-- Begin TASK INPUT --

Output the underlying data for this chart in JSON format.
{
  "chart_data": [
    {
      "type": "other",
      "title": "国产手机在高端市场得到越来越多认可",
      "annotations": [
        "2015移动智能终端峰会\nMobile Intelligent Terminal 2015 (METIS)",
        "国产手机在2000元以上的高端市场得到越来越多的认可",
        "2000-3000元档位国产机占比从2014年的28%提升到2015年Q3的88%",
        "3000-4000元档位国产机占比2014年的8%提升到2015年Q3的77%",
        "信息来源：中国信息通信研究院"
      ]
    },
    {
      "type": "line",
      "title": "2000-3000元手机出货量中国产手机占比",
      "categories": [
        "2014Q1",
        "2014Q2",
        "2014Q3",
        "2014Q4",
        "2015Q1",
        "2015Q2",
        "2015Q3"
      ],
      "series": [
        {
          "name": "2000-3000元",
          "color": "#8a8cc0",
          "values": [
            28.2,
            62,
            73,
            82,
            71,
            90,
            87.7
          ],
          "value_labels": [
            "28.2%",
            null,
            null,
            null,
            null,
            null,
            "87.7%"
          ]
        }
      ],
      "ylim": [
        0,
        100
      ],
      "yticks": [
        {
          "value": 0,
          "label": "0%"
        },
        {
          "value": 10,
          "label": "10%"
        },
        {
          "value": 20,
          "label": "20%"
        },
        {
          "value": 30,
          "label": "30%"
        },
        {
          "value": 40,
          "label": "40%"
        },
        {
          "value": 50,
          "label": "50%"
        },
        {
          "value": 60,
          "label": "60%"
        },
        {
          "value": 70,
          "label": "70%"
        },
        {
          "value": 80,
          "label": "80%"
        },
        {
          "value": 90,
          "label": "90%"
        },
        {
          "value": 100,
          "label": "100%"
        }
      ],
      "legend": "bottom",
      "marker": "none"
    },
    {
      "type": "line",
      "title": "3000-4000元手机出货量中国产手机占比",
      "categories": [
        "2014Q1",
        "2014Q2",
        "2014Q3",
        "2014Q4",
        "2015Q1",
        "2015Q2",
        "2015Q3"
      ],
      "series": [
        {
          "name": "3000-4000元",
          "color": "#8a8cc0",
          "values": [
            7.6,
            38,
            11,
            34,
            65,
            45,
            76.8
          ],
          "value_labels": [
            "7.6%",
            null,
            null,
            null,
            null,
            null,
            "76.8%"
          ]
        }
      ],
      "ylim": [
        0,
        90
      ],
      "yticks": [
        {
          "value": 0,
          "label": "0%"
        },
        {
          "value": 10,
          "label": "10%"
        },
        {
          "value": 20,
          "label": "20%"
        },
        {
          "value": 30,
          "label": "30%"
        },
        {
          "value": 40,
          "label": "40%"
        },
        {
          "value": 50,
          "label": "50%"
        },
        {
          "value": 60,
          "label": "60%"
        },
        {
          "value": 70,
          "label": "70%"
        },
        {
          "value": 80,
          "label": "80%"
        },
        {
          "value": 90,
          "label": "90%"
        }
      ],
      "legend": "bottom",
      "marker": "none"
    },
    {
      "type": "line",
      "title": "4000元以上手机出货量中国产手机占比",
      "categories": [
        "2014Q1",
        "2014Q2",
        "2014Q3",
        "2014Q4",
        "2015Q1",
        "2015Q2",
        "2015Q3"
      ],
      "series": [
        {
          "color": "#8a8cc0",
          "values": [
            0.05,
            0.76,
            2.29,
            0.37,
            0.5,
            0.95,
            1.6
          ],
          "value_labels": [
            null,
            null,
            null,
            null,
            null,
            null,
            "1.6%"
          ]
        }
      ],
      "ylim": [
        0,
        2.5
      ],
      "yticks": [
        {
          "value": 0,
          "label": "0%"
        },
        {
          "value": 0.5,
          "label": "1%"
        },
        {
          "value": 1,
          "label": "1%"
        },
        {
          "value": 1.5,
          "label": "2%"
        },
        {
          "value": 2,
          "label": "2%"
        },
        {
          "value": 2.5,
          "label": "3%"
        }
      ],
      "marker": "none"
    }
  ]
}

-- End TASK INPUT --
-- Begin TASK INPUT --

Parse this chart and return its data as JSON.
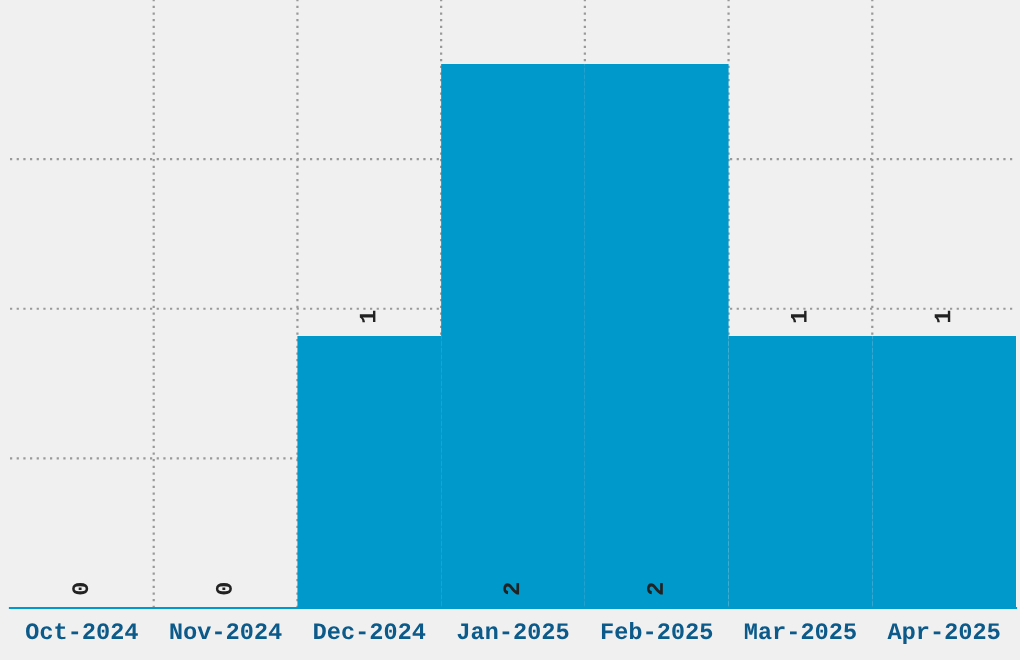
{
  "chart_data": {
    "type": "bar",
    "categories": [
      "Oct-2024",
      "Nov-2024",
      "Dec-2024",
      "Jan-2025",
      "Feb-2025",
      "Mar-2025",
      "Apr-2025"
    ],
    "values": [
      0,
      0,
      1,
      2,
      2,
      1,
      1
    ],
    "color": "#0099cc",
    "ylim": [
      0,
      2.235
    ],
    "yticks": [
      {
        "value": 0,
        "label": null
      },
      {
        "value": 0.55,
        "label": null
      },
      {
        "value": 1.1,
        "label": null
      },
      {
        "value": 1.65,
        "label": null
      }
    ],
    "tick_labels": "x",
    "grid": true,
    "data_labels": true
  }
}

-- End TASK INPUT --
-- Begin TASK INPUT --

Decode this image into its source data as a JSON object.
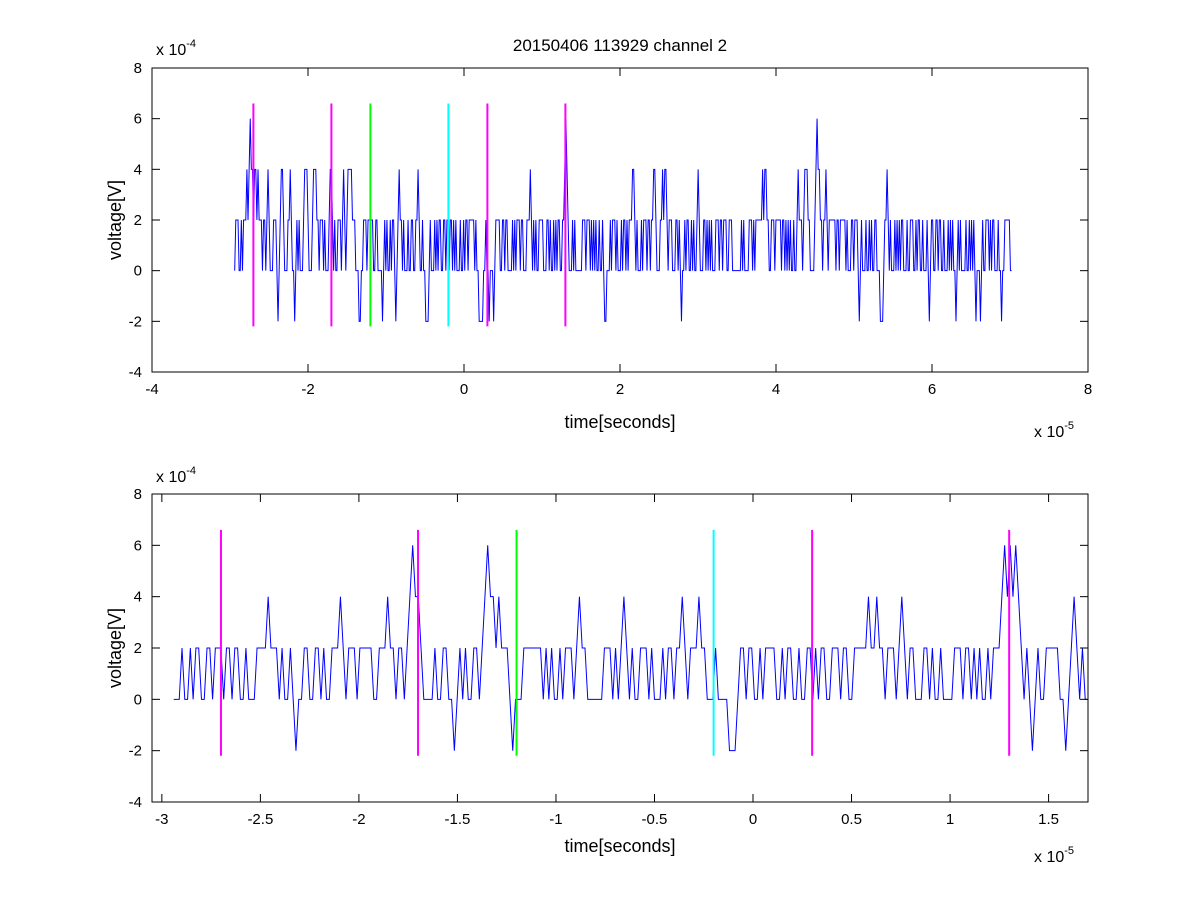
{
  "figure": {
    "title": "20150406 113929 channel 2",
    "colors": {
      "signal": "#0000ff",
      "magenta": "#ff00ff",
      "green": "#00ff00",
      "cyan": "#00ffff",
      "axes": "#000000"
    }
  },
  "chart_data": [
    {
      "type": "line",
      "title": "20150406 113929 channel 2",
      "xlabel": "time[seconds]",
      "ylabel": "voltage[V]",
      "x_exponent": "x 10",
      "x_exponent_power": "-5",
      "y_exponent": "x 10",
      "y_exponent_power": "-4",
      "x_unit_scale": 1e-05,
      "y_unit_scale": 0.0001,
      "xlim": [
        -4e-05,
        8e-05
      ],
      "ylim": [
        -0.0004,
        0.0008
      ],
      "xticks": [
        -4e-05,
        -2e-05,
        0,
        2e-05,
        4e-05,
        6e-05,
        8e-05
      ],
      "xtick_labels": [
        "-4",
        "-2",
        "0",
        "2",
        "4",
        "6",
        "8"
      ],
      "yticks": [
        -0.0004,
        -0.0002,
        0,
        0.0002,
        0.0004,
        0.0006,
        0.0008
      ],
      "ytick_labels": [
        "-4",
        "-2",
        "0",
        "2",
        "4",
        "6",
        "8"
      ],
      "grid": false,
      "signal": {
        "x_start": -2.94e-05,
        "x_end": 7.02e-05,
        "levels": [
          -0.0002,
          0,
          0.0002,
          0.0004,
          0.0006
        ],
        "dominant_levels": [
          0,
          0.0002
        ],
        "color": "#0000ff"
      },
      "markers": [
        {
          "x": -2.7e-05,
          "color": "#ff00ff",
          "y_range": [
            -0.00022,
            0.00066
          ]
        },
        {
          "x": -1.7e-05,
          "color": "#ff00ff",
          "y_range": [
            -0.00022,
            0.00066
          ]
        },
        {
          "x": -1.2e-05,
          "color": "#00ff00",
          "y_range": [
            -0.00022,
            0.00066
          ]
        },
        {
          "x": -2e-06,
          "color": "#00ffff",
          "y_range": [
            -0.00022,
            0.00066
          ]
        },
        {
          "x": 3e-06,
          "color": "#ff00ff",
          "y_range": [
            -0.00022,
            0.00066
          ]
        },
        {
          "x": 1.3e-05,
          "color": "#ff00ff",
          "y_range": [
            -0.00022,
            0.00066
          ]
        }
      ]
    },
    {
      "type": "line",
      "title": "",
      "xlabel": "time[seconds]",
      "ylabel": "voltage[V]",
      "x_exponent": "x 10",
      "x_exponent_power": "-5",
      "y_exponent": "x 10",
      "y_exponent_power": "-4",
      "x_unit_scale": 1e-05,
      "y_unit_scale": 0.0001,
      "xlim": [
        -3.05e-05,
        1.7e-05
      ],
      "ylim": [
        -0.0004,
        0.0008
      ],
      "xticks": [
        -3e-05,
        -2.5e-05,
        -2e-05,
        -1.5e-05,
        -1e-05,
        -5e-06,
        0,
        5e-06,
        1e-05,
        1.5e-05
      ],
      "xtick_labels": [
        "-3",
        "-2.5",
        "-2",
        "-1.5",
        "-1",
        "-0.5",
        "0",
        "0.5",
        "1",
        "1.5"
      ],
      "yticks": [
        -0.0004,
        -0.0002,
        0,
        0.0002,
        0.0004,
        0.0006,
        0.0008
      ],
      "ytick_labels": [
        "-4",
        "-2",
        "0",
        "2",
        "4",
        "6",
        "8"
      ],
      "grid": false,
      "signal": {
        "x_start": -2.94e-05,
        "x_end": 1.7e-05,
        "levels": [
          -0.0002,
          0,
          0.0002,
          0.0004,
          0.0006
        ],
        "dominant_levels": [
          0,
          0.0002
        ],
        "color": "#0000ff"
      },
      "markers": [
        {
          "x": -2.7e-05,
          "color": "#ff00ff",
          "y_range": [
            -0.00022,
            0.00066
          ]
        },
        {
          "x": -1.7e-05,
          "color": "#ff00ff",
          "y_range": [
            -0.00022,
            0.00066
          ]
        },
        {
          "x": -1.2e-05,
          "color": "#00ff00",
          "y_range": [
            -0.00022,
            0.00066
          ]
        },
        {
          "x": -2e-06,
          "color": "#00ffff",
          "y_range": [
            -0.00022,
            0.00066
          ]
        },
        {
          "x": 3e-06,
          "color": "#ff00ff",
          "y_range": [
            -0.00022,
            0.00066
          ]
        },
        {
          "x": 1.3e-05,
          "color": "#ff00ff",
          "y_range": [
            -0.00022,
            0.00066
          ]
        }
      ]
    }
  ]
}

-- End TASK INPUT --

EXERCISE PROMPT: Which lines of the material contain the string "this"? List each of them.

EXERCISE RESULT:
Output the underlying data for this chart in JSON format.
Parse this chart and return its data as JSON.
Decode this image into its source data as a JSON object.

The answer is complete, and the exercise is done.